What is expected:
Transcribe the records below exactly, leaving out any pictures.

Given entries:
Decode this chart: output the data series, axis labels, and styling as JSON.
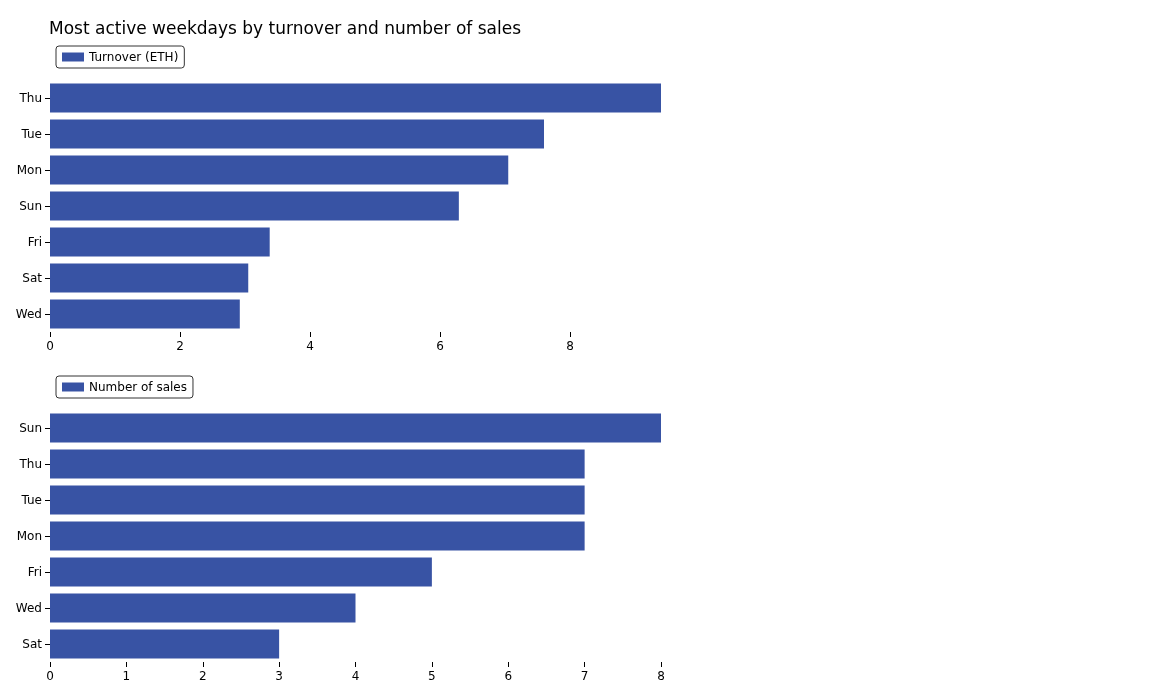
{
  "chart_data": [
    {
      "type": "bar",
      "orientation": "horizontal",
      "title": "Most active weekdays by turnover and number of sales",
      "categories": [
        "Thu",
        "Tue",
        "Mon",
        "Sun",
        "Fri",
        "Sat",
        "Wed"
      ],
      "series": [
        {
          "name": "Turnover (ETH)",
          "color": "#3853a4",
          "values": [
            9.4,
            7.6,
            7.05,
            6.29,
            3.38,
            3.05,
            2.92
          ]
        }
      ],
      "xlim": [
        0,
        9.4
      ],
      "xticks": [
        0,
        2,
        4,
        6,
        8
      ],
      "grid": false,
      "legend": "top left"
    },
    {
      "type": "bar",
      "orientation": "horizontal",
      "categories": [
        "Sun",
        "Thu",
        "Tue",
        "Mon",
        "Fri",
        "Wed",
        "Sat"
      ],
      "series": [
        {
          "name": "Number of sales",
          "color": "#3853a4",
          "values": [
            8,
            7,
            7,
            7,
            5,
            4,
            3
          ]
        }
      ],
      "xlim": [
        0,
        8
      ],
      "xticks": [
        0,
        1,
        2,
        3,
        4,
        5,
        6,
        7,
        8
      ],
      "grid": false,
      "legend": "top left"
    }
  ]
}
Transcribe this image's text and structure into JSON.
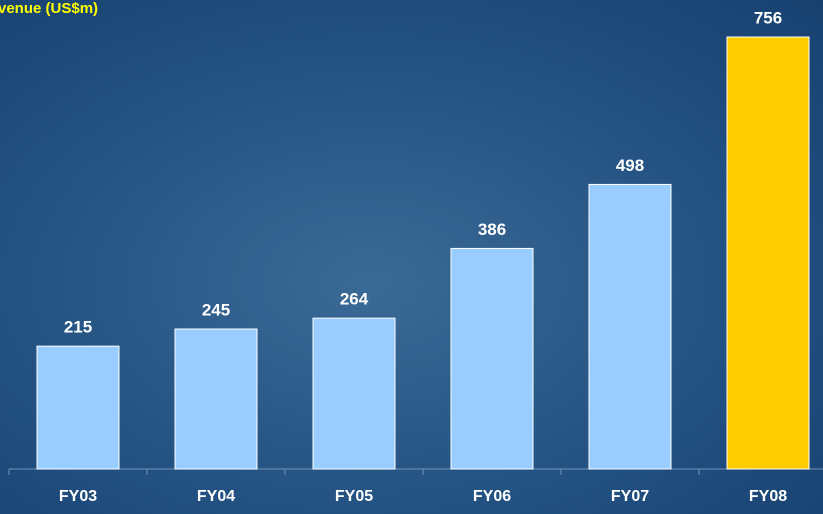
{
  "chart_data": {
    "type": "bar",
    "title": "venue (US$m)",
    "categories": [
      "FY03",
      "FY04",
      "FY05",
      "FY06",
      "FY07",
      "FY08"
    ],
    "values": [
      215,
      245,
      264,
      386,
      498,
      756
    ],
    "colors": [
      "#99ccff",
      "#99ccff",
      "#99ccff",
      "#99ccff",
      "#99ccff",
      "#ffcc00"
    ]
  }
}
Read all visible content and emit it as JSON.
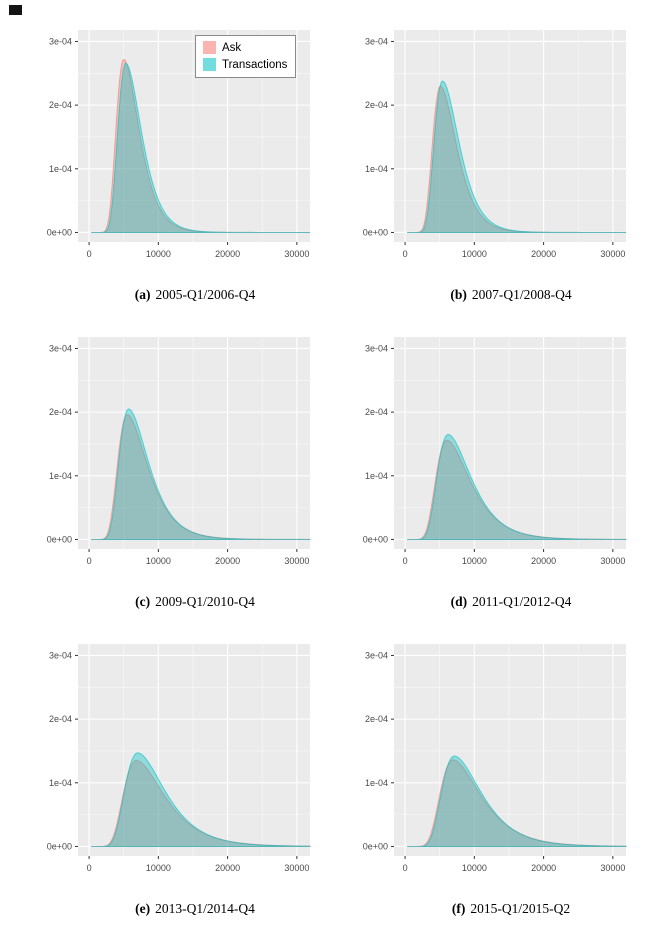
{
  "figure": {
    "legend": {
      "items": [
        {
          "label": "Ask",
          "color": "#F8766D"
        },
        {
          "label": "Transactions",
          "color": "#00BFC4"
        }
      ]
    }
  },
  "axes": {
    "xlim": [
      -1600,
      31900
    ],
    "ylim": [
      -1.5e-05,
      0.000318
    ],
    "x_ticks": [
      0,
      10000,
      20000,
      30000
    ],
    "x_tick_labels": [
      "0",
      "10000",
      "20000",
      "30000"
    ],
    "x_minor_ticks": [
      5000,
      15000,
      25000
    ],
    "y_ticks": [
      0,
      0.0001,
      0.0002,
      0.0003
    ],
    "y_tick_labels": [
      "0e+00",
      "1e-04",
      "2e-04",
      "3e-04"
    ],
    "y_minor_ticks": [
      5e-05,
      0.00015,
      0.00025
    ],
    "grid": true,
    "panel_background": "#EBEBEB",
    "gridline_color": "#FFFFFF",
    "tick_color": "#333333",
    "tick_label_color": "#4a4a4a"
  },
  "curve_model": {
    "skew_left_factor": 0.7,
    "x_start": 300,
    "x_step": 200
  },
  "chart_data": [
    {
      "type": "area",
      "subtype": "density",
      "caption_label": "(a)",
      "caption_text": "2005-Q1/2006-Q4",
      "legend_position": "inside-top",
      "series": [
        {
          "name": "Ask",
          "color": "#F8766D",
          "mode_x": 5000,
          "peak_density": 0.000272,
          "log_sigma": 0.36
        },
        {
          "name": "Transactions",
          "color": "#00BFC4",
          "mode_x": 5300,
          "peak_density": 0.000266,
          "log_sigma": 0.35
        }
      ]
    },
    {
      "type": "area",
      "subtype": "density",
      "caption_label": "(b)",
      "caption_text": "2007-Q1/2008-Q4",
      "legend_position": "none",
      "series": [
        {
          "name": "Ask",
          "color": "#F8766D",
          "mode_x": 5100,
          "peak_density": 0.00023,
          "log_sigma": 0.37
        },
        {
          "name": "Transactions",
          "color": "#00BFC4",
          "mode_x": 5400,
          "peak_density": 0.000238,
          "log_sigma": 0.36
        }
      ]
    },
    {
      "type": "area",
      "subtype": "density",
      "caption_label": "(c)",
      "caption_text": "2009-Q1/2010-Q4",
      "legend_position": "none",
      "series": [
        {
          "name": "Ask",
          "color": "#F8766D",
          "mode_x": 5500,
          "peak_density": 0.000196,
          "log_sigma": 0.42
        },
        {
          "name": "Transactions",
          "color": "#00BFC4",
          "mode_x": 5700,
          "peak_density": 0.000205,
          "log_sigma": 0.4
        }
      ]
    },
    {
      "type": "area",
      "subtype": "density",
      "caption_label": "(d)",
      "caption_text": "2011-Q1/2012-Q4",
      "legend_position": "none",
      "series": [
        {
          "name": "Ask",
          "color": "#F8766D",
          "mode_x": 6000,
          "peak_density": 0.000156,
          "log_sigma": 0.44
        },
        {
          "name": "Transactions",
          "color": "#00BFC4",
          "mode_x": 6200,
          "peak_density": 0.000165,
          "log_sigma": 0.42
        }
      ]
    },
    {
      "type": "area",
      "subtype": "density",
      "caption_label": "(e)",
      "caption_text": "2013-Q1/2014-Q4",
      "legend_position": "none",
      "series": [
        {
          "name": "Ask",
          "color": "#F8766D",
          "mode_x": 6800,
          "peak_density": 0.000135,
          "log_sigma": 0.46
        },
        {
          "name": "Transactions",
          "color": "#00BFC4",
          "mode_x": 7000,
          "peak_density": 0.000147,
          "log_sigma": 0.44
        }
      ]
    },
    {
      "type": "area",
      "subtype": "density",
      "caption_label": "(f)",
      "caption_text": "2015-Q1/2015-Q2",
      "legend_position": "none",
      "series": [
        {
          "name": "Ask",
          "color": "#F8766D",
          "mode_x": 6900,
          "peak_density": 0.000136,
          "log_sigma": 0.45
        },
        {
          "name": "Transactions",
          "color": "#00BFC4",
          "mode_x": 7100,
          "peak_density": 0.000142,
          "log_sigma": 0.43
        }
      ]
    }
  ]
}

Correct response:
Decode this chart: output the data series, axis labels, and styling as JSON.
{
  "chart_data": [
    {
      "type": "bar",
      "orientation": "horizontal",
      "title": "Most active weekdays by turnover and number of sales",
      "categories": [
        "Thu",
        "Tue",
        "Mon",
        "Sun",
        "Fri",
        "Sat",
        "Wed"
      ],
      "series": [
        {
          "name": "Turnover (ETH)",
          "color": "#3853a4",
          "values": [
            9.4,
            7.6,
            7.05,
            6.29,
            3.38,
            3.05,
            2.92
          ]
        }
      ],
      "xlim": [
        0,
        9.4
      ],
      "xticks": [
        0,
        2,
        4,
        6,
        8
      ],
      "grid": false,
      "legend": "top left"
    },
    {
      "type": "bar",
      "orientation": "horizontal",
      "categories": [
        "Sun",
        "Thu",
        "Tue",
        "Mon",
        "Fri",
        "Wed",
        "Sat"
      ],
      "series": [
        {
          "name": "Number of sales",
          "color": "#3853a4",
          "values": [
            8,
            7,
            7,
            7,
            5,
            4,
            3
          ]
        }
      ],
      "xlim": [
        0,
        8
      ],
      "xticks": [
        0,
        1,
        2,
        3,
        4,
        5,
        6,
        7,
        8
      ],
      "grid": false,
      "legend": "top left"
    }
  ]
}
Transcribe this image's text and structure into JSON.
{
  "chart_data": {
    "type": "bar",
    "title": "venue (US$m)",
    "categories": [
      "FY03",
      "FY04",
      "FY05",
      "FY06",
      "FY07",
      "FY08"
    ],
    "values": [
      215,
      245,
      264,
      386,
      498,
      756
    ],
    "colors": [
      "#99ccff",
      "#99ccff",
      "#99ccff",
      "#99ccff",
      "#99ccff",
      "#ffcc00"
    ]
  }
}
Read all visible content and emit it as JSON.
{
  "figure": {
    "legend": {
      "items": [
        {
          "label": "Ask",
          "color": "#F8766D"
        },
        {
          "label": "Transactions",
          "color": "#00BFC4"
        }
      ]
    }
  },
  "axes": {
    "xlim": [
      -1600,
      31900
    ],
    "ylim": [
      -1.5e-05,
      0.000318
    ],
    "x_ticks": [
      0,
      10000,
      20000,
      30000
    ],
    "x_tick_labels": [
      "0",
      "10000",
      "20000",
      "30000"
    ],
    "x_minor_ticks": [
      5000,
      15000,
      25000
    ],
    "y_ticks": [
      0,
      0.0001,
      0.0002,
      0.0003
    ],
    "y_tick_labels": [
      "0e+00",
      "1e-04",
      "2e-04",
      "3e-04"
    ],
    "y_minor_ticks": [
      5e-05,
      0.00015,
      0.00025
    ],
    "grid": true,
    "panel_background": "#EBEBEB",
    "gridline_color": "#FFFFFF",
    "tick_color": "#333333",
    "tick_label_color": "#4a4a4a"
  },
  "curve_model": {
    "skew_left_factor": 0.7,
    "x_start": 300,
    "x_step": 200
  },
  "chart_data": [
    {
      "type": "area",
      "subtype": "density",
      "caption_label": "(a)",
      "caption_text": "2005-Q1/2006-Q4",
      "legend_position": "inside-top",
      "series": [
        {
          "name": "Ask",
          "color": "#F8766D",
          "mode_x": 5000,
          "peak_density": 0.000272,
          "log_sigma": 0.36
        },
        {
          "name": "Transactions",
          "color": "#00BFC4",
          "mode_x": 5300,
          "peak_density": 0.000266,
          "log_sigma": 0.35
        }
      ]
    },
    {
      "type": "area",
      "subtype": "density",
      "caption_label": "(b)",
      "caption_text": "2007-Q1/2008-Q4",
      "legend_position": "none",
      "series": [
        {
          "name": "Ask",
          "color": "#F8766D",
          "mode_x": 5100,
          "peak_density": 0.00023,
          "log_sigma": 0.37
        },
        {
          "name": "Transactions",
          "color": "#00BFC4",
          "mode_x": 5400,
          "peak_density": 0.000238,
          "log_sigma": 0.36
        }
      ]
    },
    {
      "type": "area",
      "subtype": "density",
      "caption_label": "(c)",
      "caption_text": "2009-Q1/2010-Q4",
      "legend_position": "none",
      "series": [
        {
          "name": "Ask",
          "color": "#F8766D",
          "mode_x": 5500,
          "peak_density": 0.000196,
          "log_sigma": 0.42
        },
        {
          "name": "Transactions",
          "color": "#00BFC4",
          "mode_x": 5700,
          "peak_density": 0.000205,
          "log_sigma": 0.4
        }
      ]
    },
    {
      "type": "area",
      "subtype": "density",
      "caption_label": "(d)",
      "caption_text": "2011-Q1/2012-Q4",
      "legend_position": "none",
      "series": [
        {
          "name": "Ask",
          "color": "#F8766D",
          "mode_x": 6000,
          "peak_density": 0.000156,
          "log_sigma": 0.44
        },
        {
          "name": "Transactions",
          "color": "#00BFC4",
          "mode_x": 6200,
          "peak_density": 0.000165,
          "log_sigma": 0.42
        }
      ]
    },
    {
      "type": "area",
      "subtype": "density",
      "caption_label": "(e)",
      "caption_text": "2013-Q1/2014-Q4",
      "legend_position": "none",
      "series": [
        {
          "name": "Ask",
          "color": "#F8766D",
          "mode_x": 6800,
          "peak_density": 0.000135,
          "log_sigma": 0.46
        },
        {
          "name": "Transactions",
          "color": "#00BFC4",
          "mode_x": 7000,
          "peak_density": 0.000147,
          "log_sigma": 0.44
        }
      ]
    },
    {
      "type": "area",
      "subtype": "density",
      "caption_label": "(f)",
      "caption_text": "2015-Q1/2015-Q2",
      "legend_position": "none",
      "series": [
        {
          "name": "Ask",
          "color": "#F8766D",
          "mode_x": 6900,
          "peak_density": 0.000136,
          "log_sigma": 0.45
        },
        {
          "name": "Transactions",
          "color": "#00BFC4",
          "mode_x": 7100,
          "peak_density": 0.000142,
          "log_sigma": 0.43
        }
      ]
    }
  ]
}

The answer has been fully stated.